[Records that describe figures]
[BEGIN]

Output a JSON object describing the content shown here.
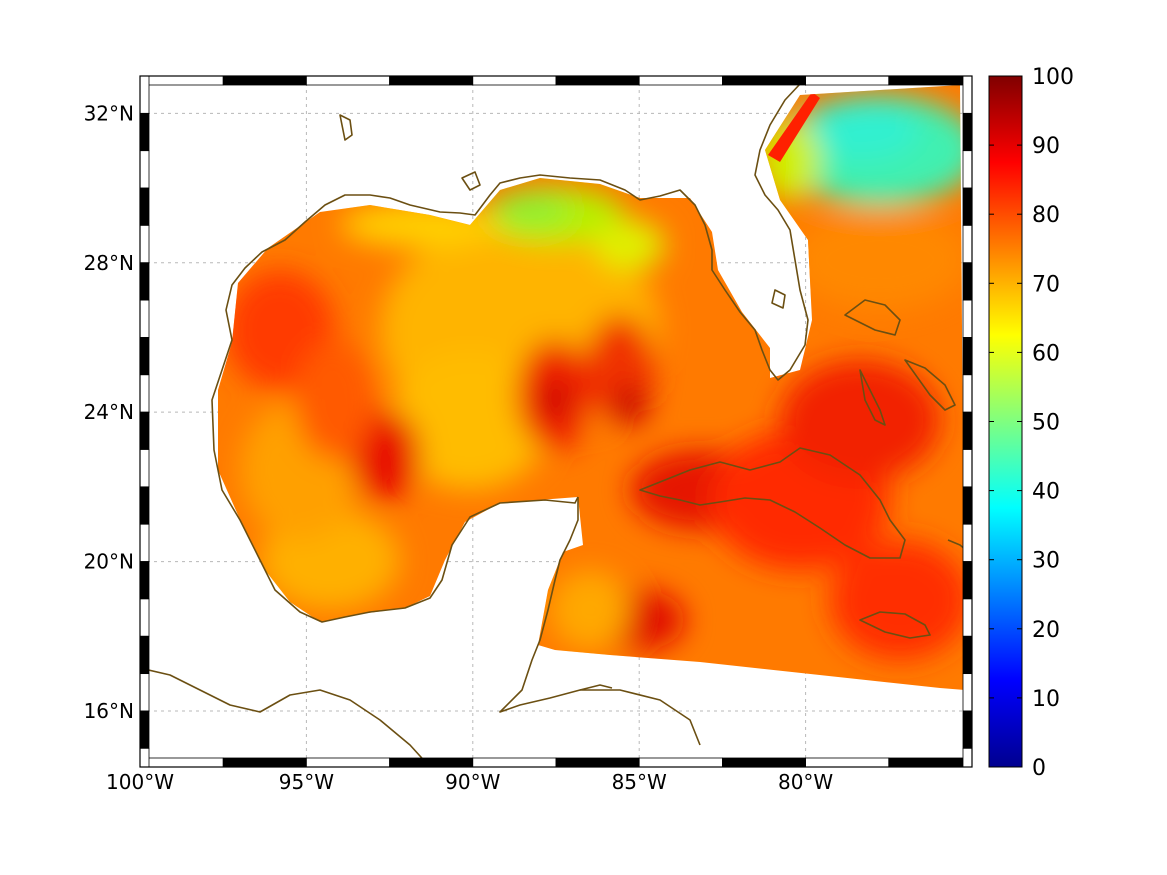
{
  "map": {
    "lon_range": [
      -100,
      -75
    ],
    "lat_range": [
      14.5,
      33
    ],
    "lon_ticks": [
      {
        "value": -100,
        "label": "100°W"
      },
      {
        "value": -95,
        "label": "95°W"
      },
      {
        "value": -90,
        "label": "90°W"
      },
      {
        "value": -85,
        "label": "85°W"
      },
      {
        "value": -80,
        "label": "80°W"
      }
    ],
    "lat_ticks": [
      {
        "value": 16,
        "label": "16°N"
      },
      {
        "value": 20,
        "label": "20°N"
      },
      {
        "value": 24,
        "label": "24°N"
      },
      {
        "value": 28,
        "label": "28°N"
      },
      {
        "value": 32,
        "label": "32°N"
      }
    ],
    "grid": true,
    "coastline_color": "#6b4f12",
    "colormap": "jet"
  },
  "colorbar": {
    "range": [
      0,
      100
    ],
    "ticks": [
      {
        "value": 0,
        "label": "0"
      },
      {
        "value": 10,
        "label": "10"
      },
      {
        "value": 20,
        "label": "20"
      },
      {
        "value": 30,
        "label": "30"
      },
      {
        "value": 40,
        "label": "40"
      },
      {
        "value": 50,
        "label": "50"
      },
      {
        "value": 60,
        "label": "60"
      },
      {
        "value": 70,
        "label": "70"
      },
      {
        "value": 80,
        "label": "80"
      },
      {
        "value": 90,
        "label": "90"
      },
      {
        "value": 100,
        "label": "100"
      }
    ]
  }
}
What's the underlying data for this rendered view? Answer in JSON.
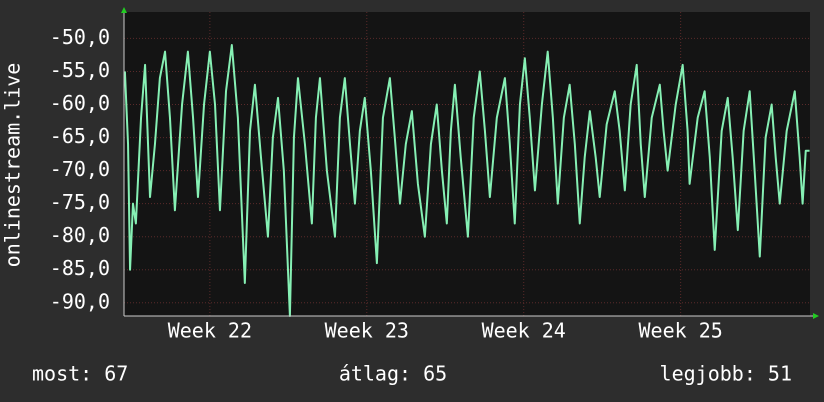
{
  "chart_data": {
    "type": "line",
    "y_label": "onlinestream.live",
    "x": [
      0.04,
      0.18,
      0.27,
      0.4,
      0.53,
      0.76,
      0.94,
      1.16,
      1.38,
      1.6,
      1.83,
      2.05,
      2.27,
      2.59,
      2.85,
      3.08,
      3.3,
      3.57,
      3.83,
      4.06,
      4.28,
      4.55,
      4.81,
      5.08,
      5.39,
      5.62,
      5.84,
      6.11,
      6.42,
      6.64,
      6.87,
      7.13,
      7.4,
      7.58,
      7.76,
      8.07,
      8.38,
      8.56,
      8.74,
      9.05,
      9.41,
      9.63,
      9.85,
      10.08,
      10.3,
      10.52,
      10.74,
      11.01,
      11.28,
      11.55,
      11.86,
      12.08,
      12.31,
      12.57,
      12.84,
      13.11,
      13.42,
      13.69,
      13.95,
      14.18,
      14.4,
      14.58,
      14.76,
      15.02,
      15.34,
      15.6,
      15.87,
      16.1,
      16.32,
      16.63,
      16.99,
      17.21,
      17.43,
      17.66,
      17.88,
      18.1,
      18.33,
      18.64,
      18.9,
      19.13,
      19.35,
      19.62,
      19.88,
      20.11,
      20.33,
      20.55,
      20.78,
      21.04,
      21.22,
      21.53,
      21.89,
      22.11,
      22.34,
      22.6,
      22.87,
      23.05,
      23.23,
      23.54,
      23.9,
      24.07,
      24.25,
      24.61,
      24.92,
      25.14,
      25.23,
      25.59,
      25.9,
      26.13,
      26.35,
      26.66,
      26.93,
      27.15,
      27.38,
      27.64,
      27.91,
      28.13,
      28.36,
      28.62,
      28.89,
      29.07,
      29.25,
      29.56,
      29.92,
      30.14,
      30.27,
      30.41,
      30.58
    ],
    "series": [
      {
        "name": "onlinestream.live",
        "color": "#86f0b4",
        "values": [
          -55,
          -66,
          -85,
          -75,
          -78,
          -62,
          -54,
          -74,
          -66,
          -56,
          -52,
          -62,
          -76,
          -60,
          -52,
          -62,
          -74,
          -60,
          -52,
          -60,
          -76,
          -58,
          -51,
          -62,
          -87,
          -64,
          -57,
          -68,
          -80,
          -65,
          -59,
          -70,
          -92,
          -65,
          -56,
          -66,
          -78,
          -62,
          -56,
          -70,
          -80,
          -62,
          -56,
          -66,
          -75,
          -64,
          -59,
          -70,
          -84,
          -62,
          -56,
          -65,
          -75,
          -66,
          -61,
          -72,
          -80,
          -66,
          -60,
          -70,
          -78,
          -64,
          -57,
          -68,
          -80,
          -62,
          -55,
          -64,
          -74,
          -62,
          -56,
          -66,
          -78,
          -60,
          -53,
          -62,
          -73,
          -60,
          -52,
          -62,
          -75,
          -62,
          -57,
          -66,
          -78,
          -68,
          -61,
          -68,
          -74,
          -63,
          -58,
          -64,
          -73,
          -60,
          -54,
          -66,
          -74,
          -62,
          -57,
          -64,
          -70,
          -60,
          -54,
          -64,
          -72,
          -62,
          -58,
          -68,
          -82,
          -64,
          -59,
          -68,
          -79,
          -64,
          -58,
          -70,
          -83,
          -65,
          -60,
          -68,
          -75,
          -64,
          -58,
          -68,
          -75,
          -67,
          -67
        ]
      }
    ],
    "xlim": [
      0,
      30.6
    ],
    "xticks": [
      {
        "value": 3.83,
        "label": "Week 22"
      },
      {
        "value": 10.83,
        "label": "Week 23"
      },
      {
        "value": 17.83,
        "label": "Week 24"
      },
      {
        "value": 24.83,
        "label": "Week 25"
      }
    ],
    "ylim": [
      -92,
      -46
    ],
    "yticks": [
      {
        "value": -50,
        "label": "-50,0"
      },
      {
        "value": -55,
        "label": "-55,0"
      },
      {
        "value": -60,
        "label": "-60,0"
      },
      {
        "value": -65,
        "label": "-65,0"
      },
      {
        "value": -70,
        "label": "-70,0"
      },
      {
        "value": -75,
        "label": "-75,0"
      },
      {
        "value": -80,
        "label": "-80,0"
      },
      {
        "value": -85,
        "label": "-85,0"
      },
      {
        "value": -90,
        "label": "-90,0"
      }
    ],
    "grid": true,
    "footer": [
      "most: 67",
      "átlag: 65",
      "legjobb: 51"
    ]
  }
}
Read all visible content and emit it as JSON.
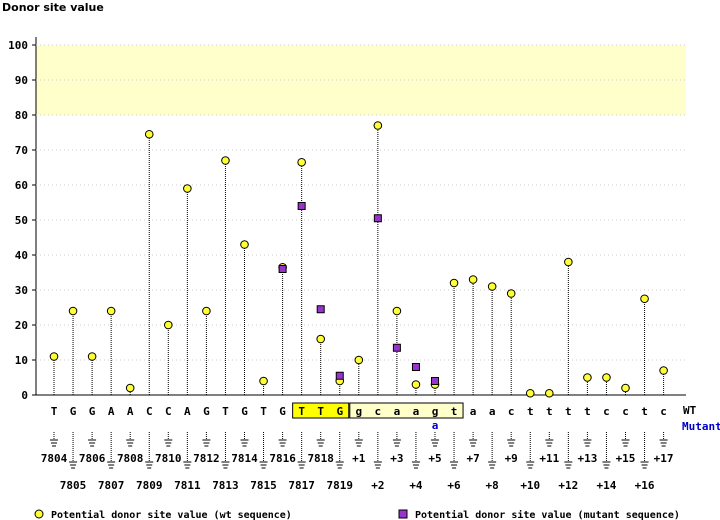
{
  "chart_data": {
    "type": "scatter",
    "title": "Donor site value",
    "ylim": [
      0,
      100
    ],
    "yticks": [
      0,
      10,
      20,
      30,
      40,
      50,
      60,
      70,
      80,
      90,
      100
    ],
    "highlight_band": {
      "from": 80,
      "to": 100,
      "color": "#ffffcc"
    },
    "x_sequence": [
      {
        "pos": "7804",
        "wt": "T"
      },
      {
        "pos": "7805",
        "wt": "G"
      },
      {
        "pos": "7806",
        "wt": "G"
      },
      {
        "pos": "7807",
        "wt": "A"
      },
      {
        "pos": "7808",
        "wt": "A"
      },
      {
        "pos": "7809",
        "wt": "C"
      },
      {
        "pos": "7810",
        "wt": "C"
      },
      {
        "pos": "7811",
        "wt": "A"
      },
      {
        "pos": "7812",
        "wt": "G"
      },
      {
        "pos": "7813",
        "wt": "T"
      },
      {
        "pos": "7814",
        "wt": "G"
      },
      {
        "pos": "7815",
        "wt": "T"
      },
      {
        "pos": "7816",
        "wt": "G"
      },
      {
        "pos": "7817",
        "wt": "T"
      },
      {
        "pos": "7818",
        "wt": "T"
      },
      {
        "pos": "7819",
        "wt": "G"
      },
      {
        "pos": "+1",
        "wt": "g"
      },
      {
        "pos": "+2",
        "wt": "c"
      },
      {
        "pos": "+3",
        "wt": "a"
      },
      {
        "pos": "+4",
        "wt": "a"
      },
      {
        "pos": "+5",
        "wt": "g",
        "mutant": "a"
      },
      {
        "pos": "+6",
        "wt": "t"
      },
      {
        "pos": "+7",
        "wt": "a"
      },
      {
        "pos": "+8",
        "wt": "a"
      },
      {
        "pos": "+9",
        "wt": "c"
      },
      {
        "pos": "+10",
        "wt": "t"
      },
      {
        "pos": "+11",
        "wt": "t"
      },
      {
        "pos": "+12",
        "wt": "t"
      },
      {
        "pos": "+13",
        "wt": "t"
      },
      {
        "pos": "+14",
        "wt": "c"
      },
      {
        "pos": "+15",
        "wt": "c"
      },
      {
        "pos": "+16",
        "wt": "t"
      },
      {
        "pos": "+17",
        "wt": "c"
      }
    ],
    "exon_box": {
      "first_index": 13,
      "last_index": 15,
      "color": "#ffff00"
    },
    "intron_box": {
      "first_index": 16,
      "last_index": 21,
      "color": "#ffffcc"
    },
    "series": [
      {
        "name": "Potential donor site value (wt sequence)",
        "marker": "circle",
        "color": "#ffff33",
        "values": [
          11,
          24,
          11,
          24,
          2,
          74.5,
          20,
          59,
          24,
          67,
          43,
          4,
          36.5,
          66.5,
          16,
          4,
          10,
          77,
          24,
          3,
          3,
          32,
          33,
          31,
          29,
          0.5,
          0.5,
          38,
          5,
          5,
          2,
          27.5,
          7
        ]
      },
      {
        "name": "Potential donor site value (mutant sequence)",
        "marker": "square",
        "color": "#9933cc",
        "points": [
          {
            "index": 12,
            "value": 36
          },
          {
            "index": 13,
            "value": 54
          },
          {
            "index": 14,
            "value": 24.5
          },
          {
            "index": 15,
            "value": 5.5
          },
          {
            "index": 17,
            "value": 50.5
          },
          {
            "index": 18,
            "value": 13.5
          },
          {
            "index": 19,
            "value": 8
          },
          {
            "index": 20,
            "value": 4
          }
        ]
      }
    ],
    "row_labels": {
      "wt": "WT",
      "mutant": "Mutant"
    }
  },
  "legend": {
    "wt": "Potential donor site value (wt sequence)",
    "mutant": "Potential donor site value (mutant sequence)"
  }
}
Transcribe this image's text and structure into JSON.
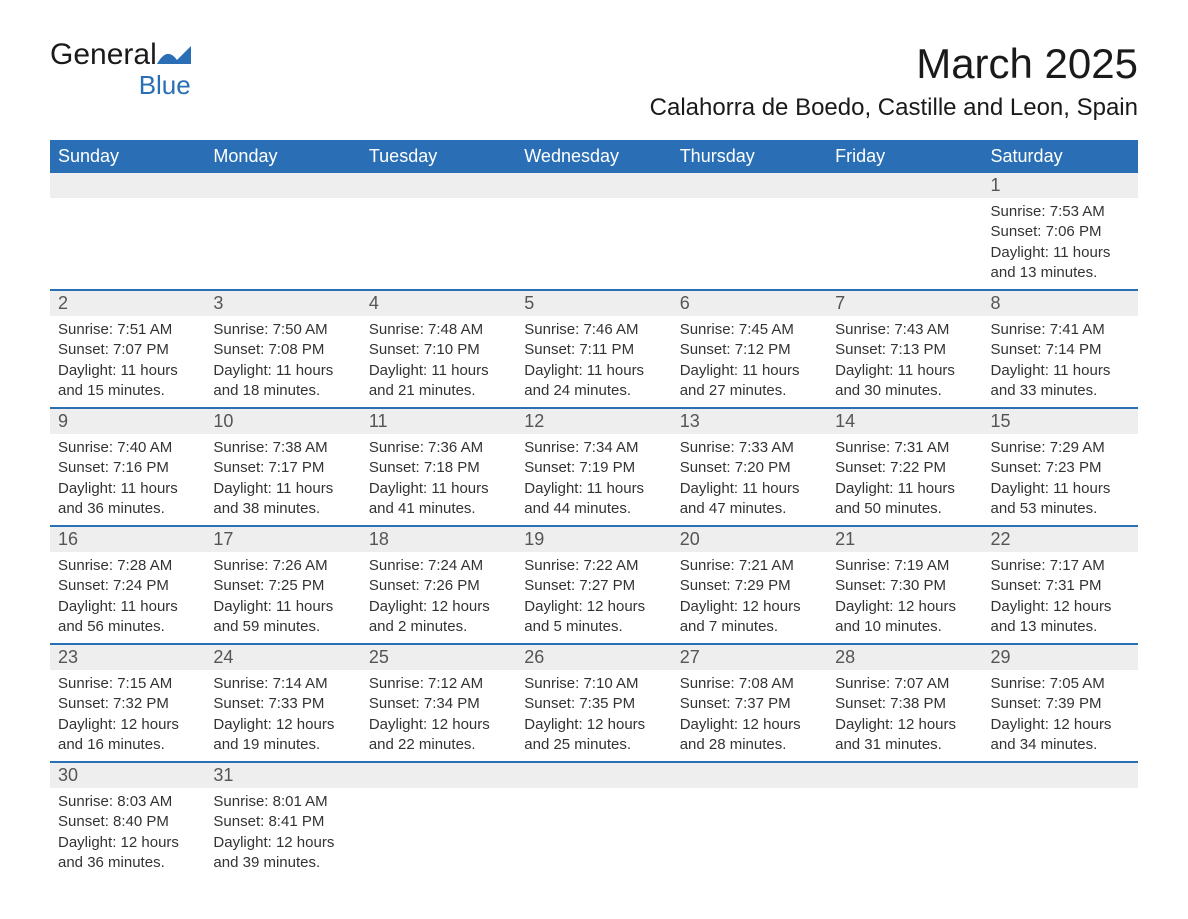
{
  "logo": {
    "text_general": "General",
    "text_blue": "Blue"
  },
  "title": "March 2025",
  "location": "Calahorra de Boedo, Castille and Leon, Spain",
  "colors": {
    "header_bg": "#2a6fb5",
    "header_text": "#ffffff",
    "daynum_bg": "#eeeeee",
    "row_border": "#2a6fb5",
    "body_text": "#333333",
    "logo_blue": "#2a6fb5"
  },
  "weekdays": [
    "Sunday",
    "Monday",
    "Tuesday",
    "Wednesday",
    "Thursday",
    "Friday",
    "Saturday"
  ],
  "labels": {
    "sunrise": "Sunrise:",
    "sunset": "Sunset:",
    "daylight": "Daylight:"
  },
  "first_weekday_index": 6,
  "days": [
    {
      "n": 1,
      "sunrise": "7:53 AM",
      "sunset": "7:06 PM",
      "daylight": "11 hours and 13 minutes."
    },
    {
      "n": 2,
      "sunrise": "7:51 AM",
      "sunset": "7:07 PM",
      "daylight": "11 hours and 15 minutes."
    },
    {
      "n": 3,
      "sunrise": "7:50 AM",
      "sunset": "7:08 PM",
      "daylight": "11 hours and 18 minutes."
    },
    {
      "n": 4,
      "sunrise": "7:48 AM",
      "sunset": "7:10 PM",
      "daylight": "11 hours and 21 minutes."
    },
    {
      "n": 5,
      "sunrise": "7:46 AM",
      "sunset": "7:11 PM",
      "daylight": "11 hours and 24 minutes."
    },
    {
      "n": 6,
      "sunrise": "7:45 AM",
      "sunset": "7:12 PM",
      "daylight": "11 hours and 27 minutes."
    },
    {
      "n": 7,
      "sunrise": "7:43 AM",
      "sunset": "7:13 PM",
      "daylight": "11 hours and 30 minutes."
    },
    {
      "n": 8,
      "sunrise": "7:41 AM",
      "sunset": "7:14 PM",
      "daylight": "11 hours and 33 minutes."
    },
    {
      "n": 9,
      "sunrise": "7:40 AM",
      "sunset": "7:16 PM",
      "daylight": "11 hours and 36 minutes."
    },
    {
      "n": 10,
      "sunrise": "7:38 AM",
      "sunset": "7:17 PM",
      "daylight": "11 hours and 38 minutes."
    },
    {
      "n": 11,
      "sunrise": "7:36 AM",
      "sunset": "7:18 PM",
      "daylight": "11 hours and 41 minutes."
    },
    {
      "n": 12,
      "sunrise": "7:34 AM",
      "sunset": "7:19 PM",
      "daylight": "11 hours and 44 minutes."
    },
    {
      "n": 13,
      "sunrise": "7:33 AM",
      "sunset": "7:20 PM",
      "daylight": "11 hours and 47 minutes."
    },
    {
      "n": 14,
      "sunrise": "7:31 AM",
      "sunset": "7:22 PM",
      "daylight": "11 hours and 50 minutes."
    },
    {
      "n": 15,
      "sunrise": "7:29 AM",
      "sunset": "7:23 PM",
      "daylight": "11 hours and 53 minutes."
    },
    {
      "n": 16,
      "sunrise": "7:28 AM",
      "sunset": "7:24 PM",
      "daylight": "11 hours and 56 minutes."
    },
    {
      "n": 17,
      "sunrise": "7:26 AM",
      "sunset": "7:25 PM",
      "daylight": "11 hours and 59 minutes."
    },
    {
      "n": 18,
      "sunrise": "7:24 AM",
      "sunset": "7:26 PM",
      "daylight": "12 hours and 2 minutes."
    },
    {
      "n": 19,
      "sunrise": "7:22 AM",
      "sunset": "7:27 PM",
      "daylight": "12 hours and 5 minutes."
    },
    {
      "n": 20,
      "sunrise": "7:21 AM",
      "sunset": "7:29 PM",
      "daylight": "12 hours and 7 minutes."
    },
    {
      "n": 21,
      "sunrise": "7:19 AM",
      "sunset": "7:30 PM",
      "daylight": "12 hours and 10 minutes."
    },
    {
      "n": 22,
      "sunrise": "7:17 AM",
      "sunset": "7:31 PM",
      "daylight": "12 hours and 13 minutes."
    },
    {
      "n": 23,
      "sunrise": "7:15 AM",
      "sunset": "7:32 PM",
      "daylight": "12 hours and 16 minutes."
    },
    {
      "n": 24,
      "sunrise": "7:14 AM",
      "sunset": "7:33 PM",
      "daylight": "12 hours and 19 minutes."
    },
    {
      "n": 25,
      "sunrise": "7:12 AM",
      "sunset": "7:34 PM",
      "daylight": "12 hours and 22 minutes."
    },
    {
      "n": 26,
      "sunrise": "7:10 AM",
      "sunset": "7:35 PM",
      "daylight": "12 hours and 25 minutes."
    },
    {
      "n": 27,
      "sunrise": "7:08 AM",
      "sunset": "7:37 PM",
      "daylight": "12 hours and 28 minutes."
    },
    {
      "n": 28,
      "sunrise": "7:07 AM",
      "sunset": "7:38 PM",
      "daylight": "12 hours and 31 minutes."
    },
    {
      "n": 29,
      "sunrise": "7:05 AM",
      "sunset": "7:39 PM",
      "daylight": "12 hours and 34 minutes."
    },
    {
      "n": 30,
      "sunrise": "8:03 AM",
      "sunset": "8:40 PM",
      "daylight": "12 hours and 36 minutes."
    },
    {
      "n": 31,
      "sunrise": "8:01 AM",
      "sunset": "8:41 PM",
      "daylight": "12 hours and 39 minutes."
    }
  ]
}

[END]

Within the material above, find the lines that contain the word "site"; copy them.

    "title": "Donor site value",
        "name": "Potential donor site value (wt sequence)",
        "name": "Potential donor site value (mutant sequence)",
    "wt": "Potential donor site value (wt sequence)",
    "mutant": "Potential donor site value (mutant sequence)"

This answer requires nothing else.